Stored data
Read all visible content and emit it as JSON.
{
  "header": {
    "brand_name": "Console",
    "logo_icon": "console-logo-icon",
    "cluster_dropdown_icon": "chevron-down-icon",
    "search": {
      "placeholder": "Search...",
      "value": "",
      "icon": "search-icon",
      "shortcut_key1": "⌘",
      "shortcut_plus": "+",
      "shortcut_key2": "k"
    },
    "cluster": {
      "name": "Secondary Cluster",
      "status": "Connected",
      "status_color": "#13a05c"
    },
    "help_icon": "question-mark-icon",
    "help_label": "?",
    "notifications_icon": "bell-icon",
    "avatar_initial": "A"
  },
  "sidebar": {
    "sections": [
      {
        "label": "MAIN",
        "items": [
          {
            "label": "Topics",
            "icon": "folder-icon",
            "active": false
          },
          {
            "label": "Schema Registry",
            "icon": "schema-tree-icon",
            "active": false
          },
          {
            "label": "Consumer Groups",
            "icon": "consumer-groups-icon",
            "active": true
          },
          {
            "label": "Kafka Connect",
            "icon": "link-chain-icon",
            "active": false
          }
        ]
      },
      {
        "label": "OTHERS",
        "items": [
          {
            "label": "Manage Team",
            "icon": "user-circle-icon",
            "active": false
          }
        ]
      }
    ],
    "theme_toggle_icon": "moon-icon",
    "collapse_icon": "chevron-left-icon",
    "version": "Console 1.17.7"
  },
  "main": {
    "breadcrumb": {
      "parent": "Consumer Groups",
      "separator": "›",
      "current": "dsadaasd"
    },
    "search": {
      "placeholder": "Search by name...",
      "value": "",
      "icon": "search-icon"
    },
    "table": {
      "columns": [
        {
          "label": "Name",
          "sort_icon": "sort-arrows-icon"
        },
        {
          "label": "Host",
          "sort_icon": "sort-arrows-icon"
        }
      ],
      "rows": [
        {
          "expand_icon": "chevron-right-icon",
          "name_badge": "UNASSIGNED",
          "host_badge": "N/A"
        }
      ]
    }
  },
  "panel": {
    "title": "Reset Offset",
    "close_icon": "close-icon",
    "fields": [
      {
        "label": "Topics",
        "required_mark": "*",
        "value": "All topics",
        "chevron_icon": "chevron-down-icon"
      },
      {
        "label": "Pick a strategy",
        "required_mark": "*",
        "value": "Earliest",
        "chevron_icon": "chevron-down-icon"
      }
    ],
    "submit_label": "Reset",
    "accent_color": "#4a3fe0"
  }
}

- _What is needed_
Output all of the data again, exactly.

- _Answer to the problem_
Read all visible content and emit it as JSON.
{
  "header": {
    "brand_name": "Console",
    "logo_icon": "console-logo-icon",
    "cluster_dropdown_icon": "chevron-down-icon",
    "search": {
      "placeholder": "Search...",
      "value": "",
      "icon": "search-icon",
      "shortcut_key1": "⌘",
      "shortcut_plus": "+",
      "shortcut_key2": "k"
    },
    "cluster": {
      "name": "Secondary Cluster",
      "status": "Connected",
      "status_color": "#13a05c"
    },
    "help_icon": "question-mark-icon",
    "help_label": "?",
    "notifications_icon": "bell-icon",
    "avatar_initial": "A"
  },
  "sidebar": {
    "sections": [
      {
        "label": "MAIN",
        "items": [
          {
            "label": "Topics",
            "icon": "folder-icon",
            "active": false
          },
          {
            "label": "Schema Registry",
            "icon": "schema-tree-icon",
            "active": false
          },
          {
            "label": "Consumer Groups",
            "icon": "consumer-groups-icon",
            "active": true
          },
          {
            "label": "Kafka Connect",
            "icon": "link-chain-icon",
            "active": false
          }
        ]
      },
      {
        "label": "OTHERS",
        "items": [
          {
            "label": "Manage Team",
            "icon": "user-circle-icon",
            "active": false
          }
        ]
      }
    ],
    "theme_toggle_icon": "moon-icon",
    "collapse_icon": "chevron-left-icon",
    "version": "Console 1.17.7"
  },
  "main": {
    "breadcrumb": {
      "parent": "Consumer Groups",
      "separator": "›",
      "current": "dsadaasd"
    },
    "search": {
      "placeholder": "Search by name...",
      "value": "",
      "icon": "search-icon"
    },
    "table": {
      "columns": [
        {
          "label": "Name",
          "sort_icon": "sort-arrows-icon"
        },
        {
          "label": "Host",
          "sort_icon": "sort-arrows-icon"
        }
      ],
      "rows": [
        {
          "expand_icon": "chevron-right-icon",
          "name_badge": "UNASSIGNED",
          "host_badge": "N/A"
        }
      ]
    }
  },
  "panel": {
    "title": "Reset Offset",
    "close_icon": "close-icon",
    "fields": [
      {
        "label": "Topics",
        "required_mark": "*",
        "value": "All topics",
        "chevron_icon": "chevron-down-icon"
      },
      {
        "label": "Pick a strategy",
        "required_mark": "*",
        "value": "Earliest",
        "chevron_icon": "chevron-down-icon"
      }
    ],
    "submit_label": "Reset",
    "accent_color": "#4a3fe0"
  }
}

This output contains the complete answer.